- [TASK BRIEF] What follows is a listing. Return every line of it exactly.

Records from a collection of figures
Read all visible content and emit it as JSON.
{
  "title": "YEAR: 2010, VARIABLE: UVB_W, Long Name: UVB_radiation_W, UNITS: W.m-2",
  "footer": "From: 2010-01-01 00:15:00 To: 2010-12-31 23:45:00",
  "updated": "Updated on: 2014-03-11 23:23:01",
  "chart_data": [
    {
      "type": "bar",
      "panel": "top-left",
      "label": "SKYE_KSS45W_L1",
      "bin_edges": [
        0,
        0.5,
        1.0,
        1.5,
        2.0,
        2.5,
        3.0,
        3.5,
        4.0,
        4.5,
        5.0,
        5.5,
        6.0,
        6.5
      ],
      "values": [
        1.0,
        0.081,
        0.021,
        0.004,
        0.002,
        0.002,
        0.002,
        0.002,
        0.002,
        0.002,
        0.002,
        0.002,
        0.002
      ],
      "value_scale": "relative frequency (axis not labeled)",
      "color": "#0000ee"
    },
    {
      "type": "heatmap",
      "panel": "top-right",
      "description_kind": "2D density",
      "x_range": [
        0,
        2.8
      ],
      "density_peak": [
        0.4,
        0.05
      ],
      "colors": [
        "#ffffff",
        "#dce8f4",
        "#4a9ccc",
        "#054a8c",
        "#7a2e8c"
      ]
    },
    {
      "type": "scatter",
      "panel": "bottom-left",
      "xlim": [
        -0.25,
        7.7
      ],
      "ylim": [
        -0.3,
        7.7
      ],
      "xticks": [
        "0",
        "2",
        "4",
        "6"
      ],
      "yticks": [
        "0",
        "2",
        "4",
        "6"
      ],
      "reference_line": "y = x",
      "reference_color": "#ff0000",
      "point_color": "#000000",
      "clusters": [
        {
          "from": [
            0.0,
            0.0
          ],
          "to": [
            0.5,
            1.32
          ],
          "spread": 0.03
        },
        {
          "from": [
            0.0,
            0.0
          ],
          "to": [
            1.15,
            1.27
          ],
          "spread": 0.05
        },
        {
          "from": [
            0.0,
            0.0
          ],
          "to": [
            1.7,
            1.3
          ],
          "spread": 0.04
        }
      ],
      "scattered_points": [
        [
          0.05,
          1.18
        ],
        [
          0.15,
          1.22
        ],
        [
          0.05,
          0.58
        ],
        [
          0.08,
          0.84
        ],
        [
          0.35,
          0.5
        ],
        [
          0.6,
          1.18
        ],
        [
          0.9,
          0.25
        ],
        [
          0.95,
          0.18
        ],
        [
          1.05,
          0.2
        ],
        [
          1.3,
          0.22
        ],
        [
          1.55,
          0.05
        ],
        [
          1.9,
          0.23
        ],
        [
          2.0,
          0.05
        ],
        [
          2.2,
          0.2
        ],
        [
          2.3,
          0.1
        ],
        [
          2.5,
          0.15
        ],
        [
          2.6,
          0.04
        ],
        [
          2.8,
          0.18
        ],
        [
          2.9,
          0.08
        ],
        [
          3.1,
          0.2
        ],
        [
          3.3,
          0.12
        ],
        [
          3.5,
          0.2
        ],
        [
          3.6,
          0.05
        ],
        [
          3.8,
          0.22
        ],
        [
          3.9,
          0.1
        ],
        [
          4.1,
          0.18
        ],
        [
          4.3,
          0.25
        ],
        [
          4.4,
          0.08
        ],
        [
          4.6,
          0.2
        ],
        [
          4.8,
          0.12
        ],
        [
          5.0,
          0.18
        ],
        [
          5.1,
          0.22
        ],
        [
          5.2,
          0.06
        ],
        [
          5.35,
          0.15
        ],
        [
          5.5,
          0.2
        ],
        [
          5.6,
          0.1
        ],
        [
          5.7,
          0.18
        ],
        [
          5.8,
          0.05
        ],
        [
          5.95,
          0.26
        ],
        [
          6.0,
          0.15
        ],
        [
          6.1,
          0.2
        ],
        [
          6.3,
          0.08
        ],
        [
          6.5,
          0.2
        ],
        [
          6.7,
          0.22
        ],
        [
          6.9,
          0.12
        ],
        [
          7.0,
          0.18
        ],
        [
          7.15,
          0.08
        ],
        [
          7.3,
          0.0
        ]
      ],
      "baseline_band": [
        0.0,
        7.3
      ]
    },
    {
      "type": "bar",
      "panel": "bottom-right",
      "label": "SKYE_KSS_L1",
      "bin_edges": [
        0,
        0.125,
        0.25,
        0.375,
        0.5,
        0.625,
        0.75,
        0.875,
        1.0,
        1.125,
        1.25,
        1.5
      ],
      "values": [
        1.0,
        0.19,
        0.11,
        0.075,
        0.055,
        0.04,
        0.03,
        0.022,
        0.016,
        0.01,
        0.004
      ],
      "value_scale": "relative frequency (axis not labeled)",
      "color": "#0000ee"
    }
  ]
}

- [THE RESULT]
Read all visible content and emit it as JSON.
{
  "title": "YEAR: 2010, VARIABLE: UVB_W, Long Name: UVB_radiation_W, UNITS: W.m-2",
  "footer": "From: 2010-01-01 00:15:00 To: 2010-12-31 23:45:00",
  "updated": "Updated on: 2014-03-11 23:23:01",
  "chart_data": [
    {
      "type": "bar",
      "panel": "top-left",
      "label": "SKYE_KSS45W_L1",
      "bin_edges": [
        0,
        0.5,
        1.0,
        1.5,
        2.0,
        2.5,
        3.0,
        3.5,
        4.0,
        4.5,
        5.0,
        5.5,
        6.0,
        6.5
      ],
      "values": [
        1.0,
        0.081,
        0.021,
        0.004,
        0.002,
        0.002,
        0.002,
        0.002,
        0.002,
        0.002,
        0.002,
        0.002,
        0.002
      ],
      "value_scale": "relative frequency (axis not labeled)",
      "color": "#0000ee"
    },
    {
      "type": "heatmap",
      "panel": "top-right",
      "description_kind": "2D density",
      "x_range": [
        0,
        2.8
      ],
      "density_peak": [
        0.4,
        0.05
      ],
      "colors": [
        "#ffffff",
        "#dce8f4",
        "#4a9ccc",
        "#054a8c",
        "#7a2e8c"
      ]
    },
    {
      "type": "scatter",
      "panel": "bottom-left",
      "xlim": [
        -0.25,
        7.7
      ],
      "ylim": [
        -0.3,
        7.7
      ],
      "xticks": [
        "0",
        "2",
        "4",
        "6"
      ],
      "yticks": [
        "0",
        "2",
        "4",
        "6"
      ],
      "reference_line": "y = x",
      "reference_color": "#ff0000",
      "point_color": "#000000",
      "clusters": [
        {
          "from": [
            0.0,
            0.0
          ],
          "to": [
            0.5,
            1.32
          ],
          "spread": 0.03
        },
        {
          "from": [
            0.0,
            0.0
          ],
          "to": [
            1.15,
            1.27
          ],
          "spread": 0.05
        },
        {
          "from": [
            0.0,
            0.0
          ],
          "to": [
            1.7,
            1.3
          ],
          "spread": 0.04
        }
      ],
      "scattered_points": [
        [
          0.05,
          1.18
        ],
        [
          0.15,
          1.22
        ],
        [
          0.05,
          0.58
        ],
        [
          0.08,
          0.84
        ],
        [
          0.35,
          0.5
        ],
        [
          0.6,
          1.18
        ],
        [
          0.9,
          0.25
        ],
        [
          0.95,
          0.18
        ],
        [
          1.05,
          0.2
        ],
        [
          1.3,
          0.22
        ],
        [
          1.55,
          0.05
        ],
        [
          1.9,
          0.23
        ],
        [
          2.0,
          0.05
        ],
        [
          2.2,
          0.2
        ],
        [
          2.3,
          0.1
        ],
        [
          2.5,
          0.15
        ],
        [
          2.6,
          0.04
        ],
        [
          2.8,
          0.18
        ],
        [
          2.9,
          0.08
        ],
        [
          3.1,
          0.2
        ],
        [
          3.3,
          0.12
        ],
        [
          3.5,
          0.2
        ],
        [
          3.6,
          0.05
        ],
        [
          3.8,
          0.22
        ],
        [
          3.9,
          0.1
        ],
        [
          4.1,
          0.18
        ],
        [
          4.3,
          0.25
        ],
        [
          4.4,
          0.08
        ],
        [
          4.6,
          0.2
        ],
        [
          4.8,
          0.12
        ],
        [
          5.0,
          0.18
        ],
        [
          5.1,
          0.22
        ],
        [
          5.2,
          0.06
        ],
        [
          5.35,
          0.15
        ],
        [
          5.5,
          0.2
        ],
        [
          5.6,
          0.1
        ],
        [
          5.7,
          0.18
        ],
        [
          5.8,
          0.05
        ],
        [
          5.95,
          0.26
        ],
        [
          6.0,
          0.15
        ],
        [
          6.1,
          0.2
        ],
        [
          6.3,
          0.08
        ],
        [
          6.5,
          0.2
        ],
        [
          6.7,
          0.22
        ],
        [
          6.9,
          0.12
        ],
        [
          7.0,
          0.18
        ],
        [
          7.15,
          0.08
        ],
        [
          7.3,
          0.0
        ]
      ],
      "baseline_band": [
        0.0,
        7.3
      ]
    },
    {
      "type": "bar",
      "panel": "bottom-right",
      "label": "SKYE_KSS_L1",
      "bin_edges": [
        0,
        0.125,
        0.25,
        0.375,
        0.5,
        0.625,
        0.75,
        0.875,
        1.0,
        1.125,
        1.25,
        1.5
      ],
      "values": [
        1.0,
        0.19,
        0.11,
        0.075,
        0.055,
        0.04,
        0.03,
        0.022,
        0.016,
        0.01,
        0.004
      ],
      "value_scale": "relative frequency (axis not labeled)",
      "color": "#0000ee"
    }
  ]
}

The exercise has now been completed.